## begin Task input

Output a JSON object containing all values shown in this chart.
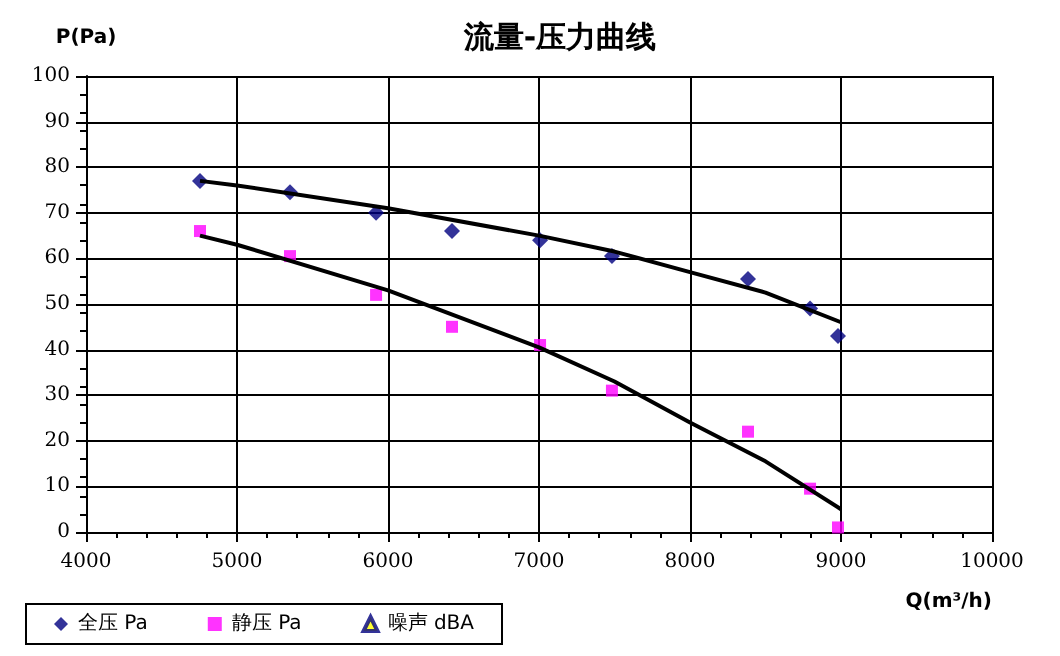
{
  "chart_data": {
    "type": "scatter",
    "title": "流量-压力曲线",
    "xlabel": "Q(m³/h)",
    "ylabel": "P(Pa)",
    "x": [
      4755,
      5351,
      5921,
      6424,
      7007,
      7483,
      8384,
      8795,
      8980
    ],
    "series": [
      {
        "name": "全压 Pa",
        "color": "#000080",
        "marker": "diamond",
        "values": [
          77,
          74.5,
          70,
          66,
          64,
          60.5,
          55.5,
          49,
          43
        ]
      },
      {
        "name": "静压 Pa",
        "color": "#ff00ff",
        "marker": "square",
        "values": [
          66,
          60.5,
          52,
          45,
          41,
          31,
          22,
          9.5,
          1
        ]
      },
      {
        "name": "噪声 dBA",
        "color": "#000080",
        "marker": "triangle",
        "values": [
          null,
          null,
          null,
          null,
          null,
          null,
          null,
          null,
          null
        ]
      },
      {
        "type": "line",
        "color": "#000000",
        "marker": "none",
        "x": [
          4755,
          5000,
          6000,
          7000,
          7500,
          8000,
          8500,
          9000
        ],
        "values": [
          77,
          76,
          71,
          65,
          61.5,
          57,
          52.5,
          46
        ]
      },
      {
        "type": "line",
        "color": "#000000",
        "marker": "none",
        "x": [
          4755,
          5000,
          6000,
          7000,
          7500,
          8000,
          8500,
          9000
        ],
        "values": [
          65,
          63,
          53,
          40.5,
          33,
          24,
          15.5,
          5
        ]
      }
    ],
    "xlim": [
      4000,
      10000
    ],
    "xticks": [
      4000,
      5000,
      6000,
      7000,
      8000,
      9000,
      10000
    ],
    "ylim": [
      0,
      100
    ],
    "yticks": [
      0,
      10,
      20,
      30,
      40,
      50,
      60,
      70,
      80,
      90,
      100
    ],
    "grid": true,
    "legend": "bottom left"
  }
}
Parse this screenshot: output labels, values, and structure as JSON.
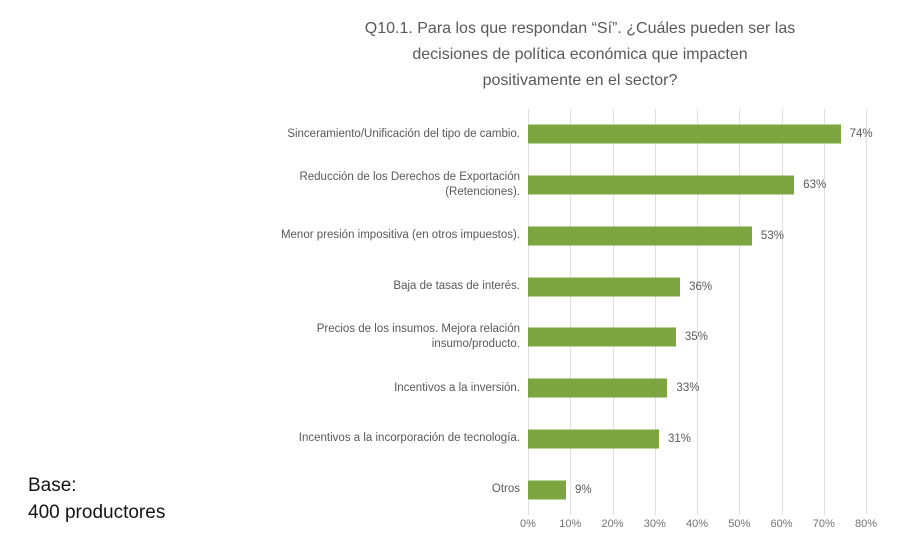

## end Task input

• [Exercise requirements] Quote every record above exactly, leaving out the pictures.

• [Complete output]
Output a JSON object containing all values shown in this chart.
{
  "chart_data": {
    "type": "scatter",
    "title": "流量-压力曲线",
    "xlabel": "Q(m³/h)",
    "ylabel": "P(Pa)",
    "x": [
      4755,
      5351,
      5921,
      6424,
      7007,
      7483,
      8384,
      8795,
      8980
    ],
    "series": [
      {
        "name": "全压 Pa",
        "color": "#000080",
        "marker": "diamond",
        "values": [
          77,
          74.5,
          70,
          66,
          64,
          60.5,
          55.5,
          49,
          43
        ]
      },
      {
        "name": "静压 Pa",
        "color": "#ff00ff",
        "marker": "square",
        "values": [
          66,
          60.5,
          52,
          45,
          41,
          31,
          22,
          9.5,
          1
        ]
      },
      {
        "name": "噪声 dBA",
        "color": "#000080",
        "marker": "triangle",
        "values": [
          null,
          null,
          null,
          null,
          null,
          null,
          null,
          null,
          null
        ]
      },
      {
        "type": "line",
        "color": "#000000",
        "marker": "none",
        "x": [
          4755,
          5000,
          6000,
          7000,
          7500,
          8000,
          8500,
          9000
        ],
        "values": [
          77,
          76,
          71,
          65,
          61.5,
          57,
          52.5,
          46
        ]
      },
      {
        "type": "line",
        "color": "#000000",
        "marker": "none",
        "x": [
          4755,
          5000,
          6000,
          7000,
          7500,
          8000,
          8500,
          9000
        ],
        "values": [
          65,
          63,
          53,
          40.5,
          33,
          24,
          15.5,
          5
        ]
      }
    ],
    "xlim": [
      4000,
      10000
    ],
    "xticks": [
      4000,
      5000,
      6000,
      7000,
      8000,
      9000,
      10000
    ],
    "ylim": [
      0,
      100
    ],
    "yticks": [
      0,
      10,
      20,
      30,
      40,
      50,
      60,
      70,
      80,
      90,
      100
    ],
    "grid": true,
    "legend": "bottom left"
  }
}
Parse this screenshot: output labels, values, and structure as JSON.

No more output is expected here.